▶ **The task**
Skip the pictures. Repeat everything else in the records word for word.

begin

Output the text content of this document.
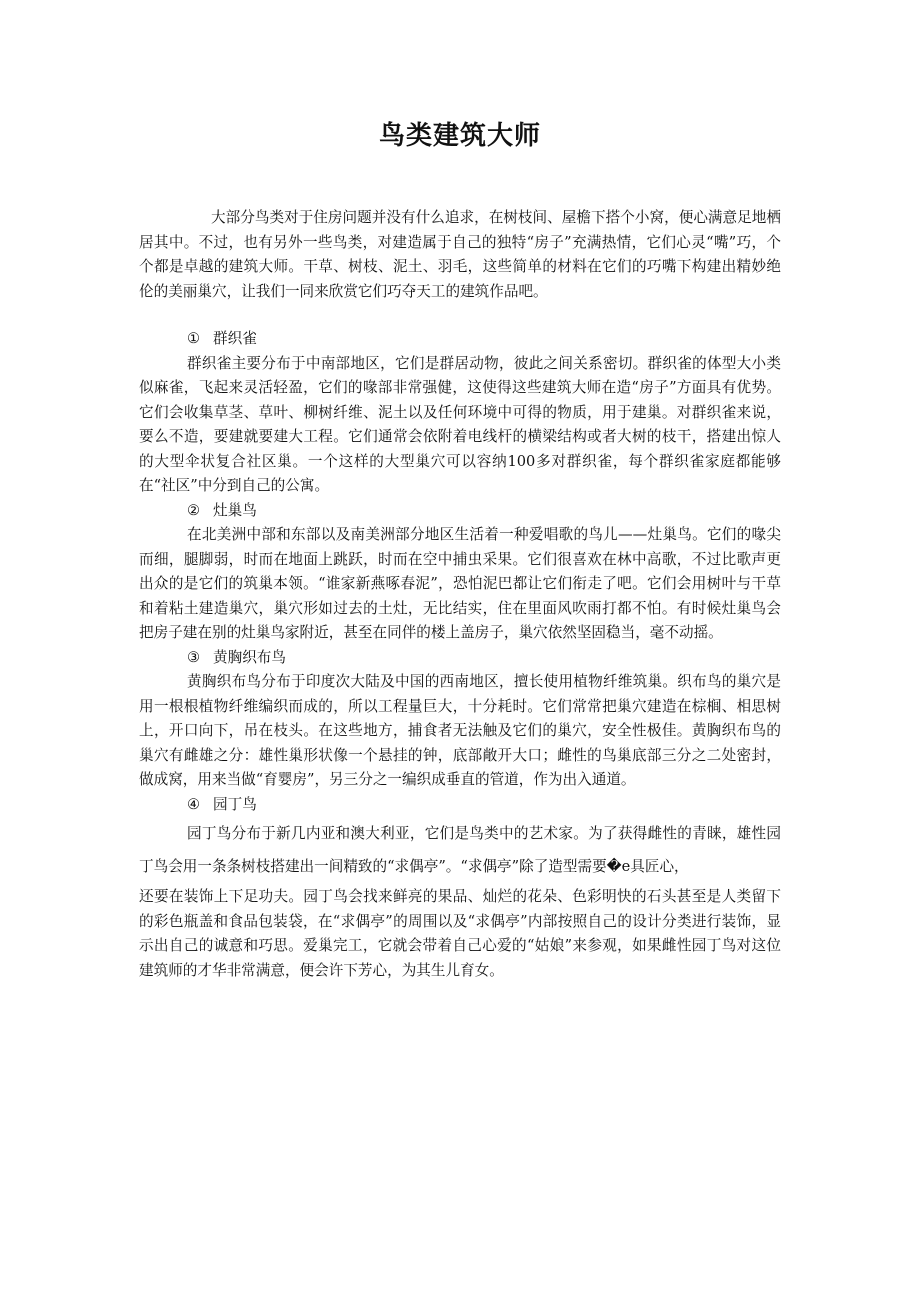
鸟类建筑大师

大部分鸟类对于住房问题并没有什么追求，在树枝间、屋檐下搭个小窝，便心满意足地栖居其中。不过，也有另外一些鸟类，对建造属于自己的独特“房子”充满热情，它们心灵“嘴”巧，个个都是卓越的建筑大师。干草、树枝、泥土、羽毛，这些简单的材料在它们的巧嘴下构建出精妙绝伦的美丽巢穴，让我们一同来欣赏它们巧夺天工的建筑作品吧。

① 群织雀

群织雀主要分布于中南部地区，它们是群居动物，彼此之间关系密切。群织雀的体型大小类似麻雀，飞起来灵活轻盈，它们的喙部非常强健，这使得这些建筑大师在造“房子”方面具有优势。它们会收集草茎、草叶、柳树纤维、泥土以及任何环境中可得的物质，用于建巢。对群织雀来说，要么不造，要建就要建大工程。它们通常会依附着电线杆的横梁结构或者大树的枝干，搭建出惊人的大型伞状复合社区巢。一个这样的大型巢穴可以容纳100多对群织雀，每个群织雀家庭都能够在“社区”中分到自己的公寓。

② 灶巢鸟

在北美洲中部和东部以及南美洲部分地区生活着一种爱唱歌的鸟儿——灶巢鸟。它们的喙尖而细，腿脚弱，时而在地面上跳跃，时而在空中捕虫采果。它们很喜欢在林中高歌，不过比歌声更出众的是它们的筑巢本领。“谁家新燕啄春泥”，恐怕泥巴都让它们衔走了吧。它们会用树叶与干草和着粘土建造巢穴，巢穴形如过去的土灶，无比结实，住在里面风吹雨打都不怕。有时候灶巢鸟会把房子建在别的灶巢鸟家附近，甚至在同伴的楼上盖房子，巢穴依然坚固稳当，毫不动摇。

③ 黄胸织布鸟

黄胸织布鸟分布于印度次大陆及中国的西南地区，擅长使用植物纤维筑巢。织布鸟的巢穴是用一根根植物纤维编织而成的，所以工程量巨大，十分耗时。它们常常把巢穴建造在棕榈、相思树上，开口向下，吊在枝头。在这些地方，捕食者无法触及它们的巢穴，安全性极佳。黄胸织布鸟的巢穴有雌雄之分：雄性巢形状像一个悬挂的钟，底部敞开大口；雌性的鸟巢底部三分之二处密封，做成窝，用来当做“育婴房”，另三分之一编织成垂直的管道，作为出入通道。

④ 园丁鸟

园丁鸟分布于新几内亚和澳大利亚，它们是鸟类中的艺术家。为了获得雌性的青睐，雄性园丁鸟会用一条条树枝搭建出一间精致的“求偶亭”。“求偶亭”除了造型需要�e具匠心，

还要在装饰上下足功夫。园丁鸟会找来鲜亮的果品、灿烂的花朵、色彩明快的石头甚至是人类留下的彩色瓶盖和食品包装袋，在“求偶亭”的周围以及“求偶亭”内部按照自己的设计分类进行装饰，显示出自己的诚意和巧思。爱巢完工，它就会带着自己心爱的“姑娘”来参观，如果雌性园丁鸟对这位建筑师的才华非常满意，便会许下芳心，为其生儿育女。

end

▶ **Output of the exercise**
Output the text content of this document.
鸟类建筑大师

大部分鸟类对于住房问题并没有什么追求，在树枝间、屋檐下搭个小窝，便心满意足地栖居其中。不过，也有另外一些鸟类，对建造属于自己的独特“房子”充满热情，它们心灵“嘴”巧，个个都是卓越的建筑大师。干草、树枝、泥土、羽毛，这些简单的材料在它们的巧嘴下构建出精妙绝伦的美丽巢穴，让我们一同来欣赏它们巧夺天工的建筑作品吧。

① 群织雀

群织雀主要分布于中南部地区，它们是群居动物，彼此之间关系密切。群织雀的体型大小类似麻雀，飞起来灵活轻盈，它们的喙部非常强健，这使得这些建筑大师在造“房子”方面具有优势。它们会收集草茎、草叶、柳树纤维、泥土以及任何环境中可得的物质，用于建巢。对群织雀来说，要么不造，要建就要建大工程。它们通常会依附着电线杆的横梁结构或者大树的枝干，搭建出惊人的大型伞状复合社区巢。一个这样的大型巢穴可以容纳100多对群织雀，每个群织雀家庭都能够在“社区”中分到自己的公寓。

② 灶巢鸟

在北美洲中部和东部以及南美洲部分地区生活着一种爱唱歌的鸟儿——灶巢鸟。它们的喙尖而细，腿脚弱，时而在地面上跳跃，时而在空中捕虫采果。它们很喜欢在林中高歌，不过比歌声更出众的是它们的筑巢本领。“谁家新燕啄春泥”，恐怕泥巴都让它们衔走了吧。它们会用树叶与干草和着粘土建造巢穴，巢穴形如过去的土灶，无比结实，住在里面风吹雨打都不怕。有时候灶巢鸟会把房子建在别的灶巢鸟家附近，甚至在同伴的楼上盖房子，巢穴依然坚固稳当，毫不动摇。

③ 黄胸织布鸟

黄胸织布鸟分布于印度次大陆及中国的西南地区，擅长使用植物纤维筑巢。织布鸟的巢穴是用一根根植物纤维编织而成的，所以工程量巨大，十分耗时。它们常常把巢穴建造在棕榈、相思树上，开口向下，吊在枝头。在这些地方，捕食者无法触及它们的巢穴，安全性极佳。黄胸织布鸟的巢穴有雌雄之分：雄性巢形状像一个悬挂的钟，底部敞开大口；雌性的鸟巢底部三分之二处密封，做成窝，用来当做“育婴房”，另三分之一编织成垂直的管道，作为出入通道。

④ 园丁鸟

园丁鸟分布于新几内亚和澳大利亚，它们是鸟类中的艺术家。为了获得雌性的青睐，雄性园丁鸟会用一条条树枝搭建出一间精致的“求偶亭”。“求偶亭”除了造型需要�e具匠心，

还要在装饰上下足功夫。园丁鸟会找来鲜亮的果品、灿烂的花朵、色彩明快的石头甚至是人类留下的彩色瓶盖和食品包装袋，在“求偶亭”的周围以及“求偶亭”内部按照自己的设计分类进行装饰，显示出自己的诚意和巧思。爱巢完工，它就会带着自己心爱的“姑娘”来参观，如果雌性园丁鸟对这位建筑师的才华非常满意，便会许下芳心，为其生儿育女。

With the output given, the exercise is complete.